Directive :: Look for the string "null" in every line, and copy each line that has it.

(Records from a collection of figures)
· · · ·

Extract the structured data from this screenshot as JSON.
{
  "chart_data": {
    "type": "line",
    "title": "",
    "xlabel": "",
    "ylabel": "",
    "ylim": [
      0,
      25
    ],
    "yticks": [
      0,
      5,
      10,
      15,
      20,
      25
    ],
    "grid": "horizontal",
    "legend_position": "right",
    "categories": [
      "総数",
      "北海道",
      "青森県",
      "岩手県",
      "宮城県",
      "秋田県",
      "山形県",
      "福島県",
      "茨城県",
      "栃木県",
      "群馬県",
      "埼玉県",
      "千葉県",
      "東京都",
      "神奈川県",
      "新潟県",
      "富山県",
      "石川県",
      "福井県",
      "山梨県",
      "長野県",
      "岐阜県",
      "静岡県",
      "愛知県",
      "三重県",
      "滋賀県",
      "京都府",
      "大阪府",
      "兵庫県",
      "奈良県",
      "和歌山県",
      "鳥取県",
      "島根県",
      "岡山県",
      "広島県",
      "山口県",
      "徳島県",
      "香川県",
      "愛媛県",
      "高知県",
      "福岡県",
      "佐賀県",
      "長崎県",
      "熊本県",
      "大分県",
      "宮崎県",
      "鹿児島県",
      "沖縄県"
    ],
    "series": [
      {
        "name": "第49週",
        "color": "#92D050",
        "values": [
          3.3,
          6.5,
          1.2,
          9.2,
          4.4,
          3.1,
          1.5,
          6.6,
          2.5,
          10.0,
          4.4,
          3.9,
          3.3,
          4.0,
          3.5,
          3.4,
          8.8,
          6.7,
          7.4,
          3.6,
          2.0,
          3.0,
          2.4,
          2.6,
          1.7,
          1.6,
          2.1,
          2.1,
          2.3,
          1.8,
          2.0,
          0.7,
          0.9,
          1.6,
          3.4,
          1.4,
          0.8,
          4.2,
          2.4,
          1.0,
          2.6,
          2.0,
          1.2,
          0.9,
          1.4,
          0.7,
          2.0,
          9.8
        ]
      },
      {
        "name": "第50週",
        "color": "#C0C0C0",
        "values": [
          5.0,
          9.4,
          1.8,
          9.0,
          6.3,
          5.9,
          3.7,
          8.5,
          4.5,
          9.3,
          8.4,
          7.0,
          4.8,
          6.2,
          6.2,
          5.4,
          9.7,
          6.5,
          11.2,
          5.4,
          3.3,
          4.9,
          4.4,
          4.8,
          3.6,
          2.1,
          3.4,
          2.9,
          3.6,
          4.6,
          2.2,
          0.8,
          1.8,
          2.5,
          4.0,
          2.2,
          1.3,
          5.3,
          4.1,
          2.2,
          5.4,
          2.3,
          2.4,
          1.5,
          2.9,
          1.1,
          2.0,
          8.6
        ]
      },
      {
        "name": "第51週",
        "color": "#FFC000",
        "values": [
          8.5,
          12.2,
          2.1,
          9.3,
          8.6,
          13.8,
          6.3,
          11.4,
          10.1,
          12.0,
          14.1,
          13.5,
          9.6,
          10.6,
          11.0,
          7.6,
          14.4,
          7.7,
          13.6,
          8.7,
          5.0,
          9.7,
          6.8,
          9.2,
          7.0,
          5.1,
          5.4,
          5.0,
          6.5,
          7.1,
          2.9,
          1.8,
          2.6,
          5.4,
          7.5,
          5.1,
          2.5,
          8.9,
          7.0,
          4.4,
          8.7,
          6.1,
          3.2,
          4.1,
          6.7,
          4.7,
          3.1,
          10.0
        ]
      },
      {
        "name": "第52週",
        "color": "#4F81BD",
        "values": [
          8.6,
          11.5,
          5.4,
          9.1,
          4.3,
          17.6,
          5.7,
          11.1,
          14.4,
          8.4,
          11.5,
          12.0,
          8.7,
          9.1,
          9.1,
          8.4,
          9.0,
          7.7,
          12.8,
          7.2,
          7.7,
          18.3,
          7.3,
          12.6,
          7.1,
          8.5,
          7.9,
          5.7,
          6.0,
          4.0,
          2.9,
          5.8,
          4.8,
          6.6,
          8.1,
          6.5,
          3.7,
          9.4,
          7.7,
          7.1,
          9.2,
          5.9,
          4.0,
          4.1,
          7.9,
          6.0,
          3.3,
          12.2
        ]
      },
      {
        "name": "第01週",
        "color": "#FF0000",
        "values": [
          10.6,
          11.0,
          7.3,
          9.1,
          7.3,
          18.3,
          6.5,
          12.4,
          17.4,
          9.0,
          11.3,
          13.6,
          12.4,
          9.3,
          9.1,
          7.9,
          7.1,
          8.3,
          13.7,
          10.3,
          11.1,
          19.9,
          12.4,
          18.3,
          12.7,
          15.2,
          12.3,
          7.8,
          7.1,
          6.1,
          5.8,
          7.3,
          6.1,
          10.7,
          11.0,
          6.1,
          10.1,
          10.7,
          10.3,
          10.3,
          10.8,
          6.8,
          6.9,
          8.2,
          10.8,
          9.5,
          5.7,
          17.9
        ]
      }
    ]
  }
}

· · · ·

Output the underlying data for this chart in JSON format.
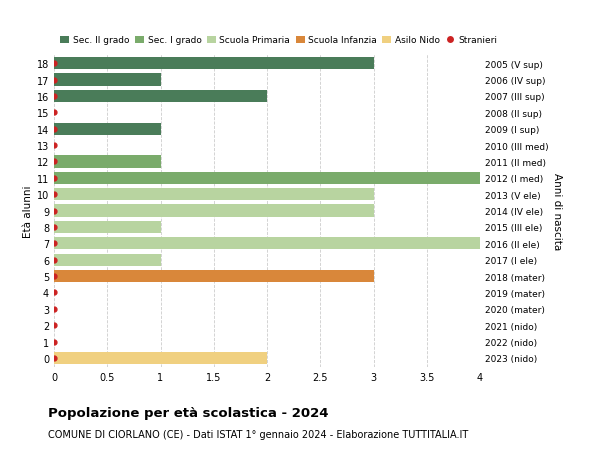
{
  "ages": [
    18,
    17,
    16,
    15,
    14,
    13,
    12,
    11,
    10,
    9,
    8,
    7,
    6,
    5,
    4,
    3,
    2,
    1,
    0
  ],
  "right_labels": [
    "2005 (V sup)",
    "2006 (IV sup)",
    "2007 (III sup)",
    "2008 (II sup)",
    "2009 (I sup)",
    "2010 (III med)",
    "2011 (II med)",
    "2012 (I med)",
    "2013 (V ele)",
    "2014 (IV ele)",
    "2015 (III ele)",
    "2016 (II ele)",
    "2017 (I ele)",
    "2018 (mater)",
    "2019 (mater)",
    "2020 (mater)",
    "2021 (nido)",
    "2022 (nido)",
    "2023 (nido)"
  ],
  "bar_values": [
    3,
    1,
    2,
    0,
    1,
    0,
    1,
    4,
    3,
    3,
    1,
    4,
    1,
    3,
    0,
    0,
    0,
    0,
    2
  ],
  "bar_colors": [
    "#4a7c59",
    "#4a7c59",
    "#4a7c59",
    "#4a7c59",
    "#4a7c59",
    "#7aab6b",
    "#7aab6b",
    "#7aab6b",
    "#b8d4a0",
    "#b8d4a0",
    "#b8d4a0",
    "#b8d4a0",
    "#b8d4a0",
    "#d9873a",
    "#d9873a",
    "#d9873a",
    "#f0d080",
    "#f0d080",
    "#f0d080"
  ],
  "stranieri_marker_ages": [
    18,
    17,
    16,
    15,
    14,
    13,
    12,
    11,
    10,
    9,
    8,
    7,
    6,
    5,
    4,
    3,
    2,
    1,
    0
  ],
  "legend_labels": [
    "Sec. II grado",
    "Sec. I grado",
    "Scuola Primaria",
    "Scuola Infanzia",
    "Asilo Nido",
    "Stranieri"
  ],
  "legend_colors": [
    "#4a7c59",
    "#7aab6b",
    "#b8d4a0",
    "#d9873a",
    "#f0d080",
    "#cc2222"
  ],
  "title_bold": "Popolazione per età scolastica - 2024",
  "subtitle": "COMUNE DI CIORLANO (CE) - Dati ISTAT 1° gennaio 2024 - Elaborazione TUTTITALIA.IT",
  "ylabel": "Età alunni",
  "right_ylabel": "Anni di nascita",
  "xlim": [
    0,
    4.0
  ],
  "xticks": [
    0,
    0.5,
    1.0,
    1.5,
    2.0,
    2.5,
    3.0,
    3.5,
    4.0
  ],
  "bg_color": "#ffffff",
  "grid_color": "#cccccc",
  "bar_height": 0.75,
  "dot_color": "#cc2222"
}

· · · ·

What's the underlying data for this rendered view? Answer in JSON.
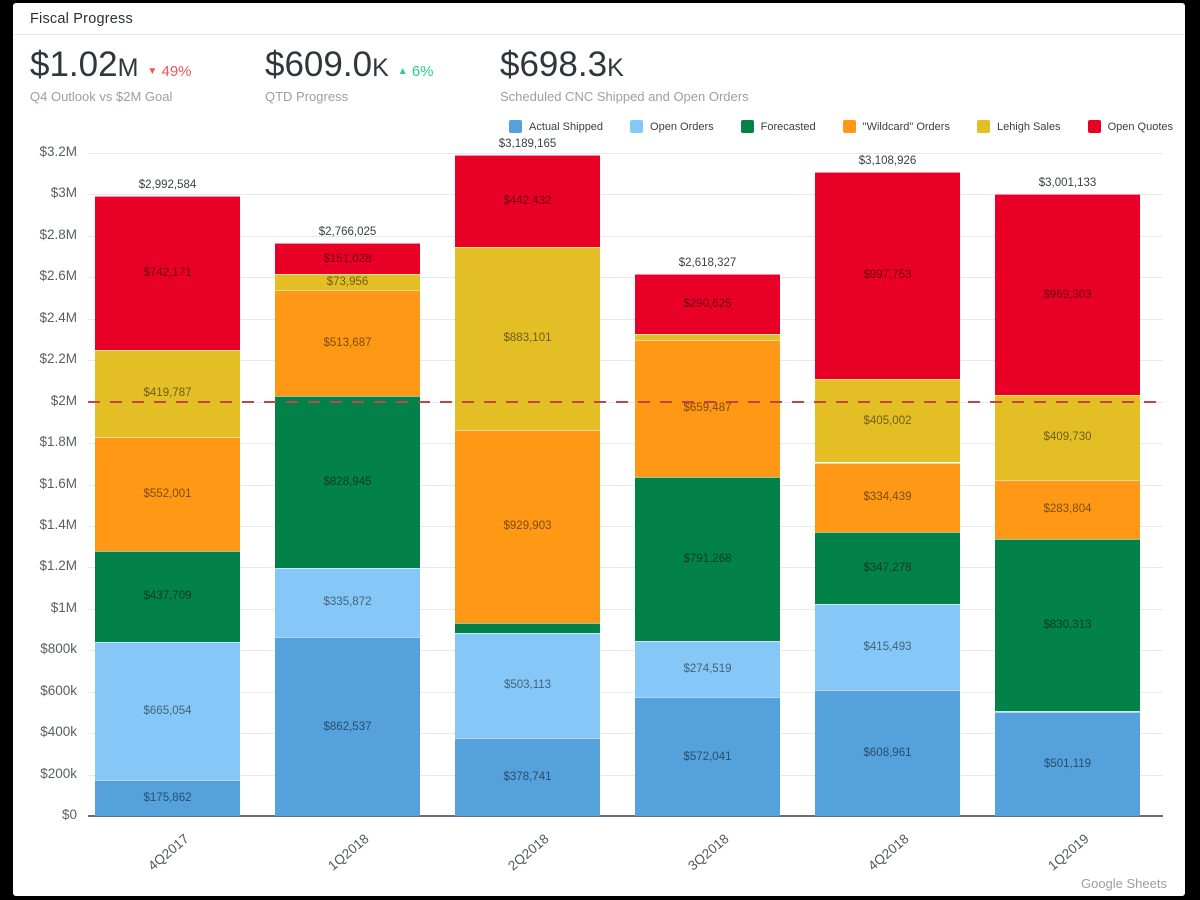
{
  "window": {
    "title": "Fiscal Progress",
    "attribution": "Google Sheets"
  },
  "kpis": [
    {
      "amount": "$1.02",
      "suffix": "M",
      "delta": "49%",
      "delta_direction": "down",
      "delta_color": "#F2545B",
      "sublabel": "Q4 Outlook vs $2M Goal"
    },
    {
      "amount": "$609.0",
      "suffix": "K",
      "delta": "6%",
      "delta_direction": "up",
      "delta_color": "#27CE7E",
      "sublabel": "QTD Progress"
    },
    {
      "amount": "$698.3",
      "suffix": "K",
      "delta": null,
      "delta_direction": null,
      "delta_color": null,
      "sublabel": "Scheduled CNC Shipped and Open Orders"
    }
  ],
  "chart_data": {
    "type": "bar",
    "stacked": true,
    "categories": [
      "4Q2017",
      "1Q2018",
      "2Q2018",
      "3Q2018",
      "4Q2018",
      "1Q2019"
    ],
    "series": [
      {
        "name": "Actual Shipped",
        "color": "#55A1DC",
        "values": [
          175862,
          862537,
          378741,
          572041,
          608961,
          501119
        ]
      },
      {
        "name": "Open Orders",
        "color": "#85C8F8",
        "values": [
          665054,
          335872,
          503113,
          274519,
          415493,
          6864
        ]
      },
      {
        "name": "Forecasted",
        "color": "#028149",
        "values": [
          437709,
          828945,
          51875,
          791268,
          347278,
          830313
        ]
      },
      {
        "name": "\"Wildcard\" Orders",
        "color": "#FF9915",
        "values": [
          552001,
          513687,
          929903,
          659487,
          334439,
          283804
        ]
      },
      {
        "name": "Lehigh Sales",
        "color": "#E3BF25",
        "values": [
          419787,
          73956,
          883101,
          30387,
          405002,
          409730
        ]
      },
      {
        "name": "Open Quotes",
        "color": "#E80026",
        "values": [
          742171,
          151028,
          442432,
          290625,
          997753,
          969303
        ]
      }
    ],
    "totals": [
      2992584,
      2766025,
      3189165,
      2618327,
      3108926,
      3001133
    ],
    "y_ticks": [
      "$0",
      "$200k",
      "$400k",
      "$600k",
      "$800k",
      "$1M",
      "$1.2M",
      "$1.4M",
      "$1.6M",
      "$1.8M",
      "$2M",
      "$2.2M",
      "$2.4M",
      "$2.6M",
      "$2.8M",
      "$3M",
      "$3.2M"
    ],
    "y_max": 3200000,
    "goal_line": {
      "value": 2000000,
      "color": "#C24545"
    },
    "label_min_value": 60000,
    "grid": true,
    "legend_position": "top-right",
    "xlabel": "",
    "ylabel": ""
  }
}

· · · ·

Exercise output ::
      "delta": null,
      "delta_direction": null,
      "delta_color": null,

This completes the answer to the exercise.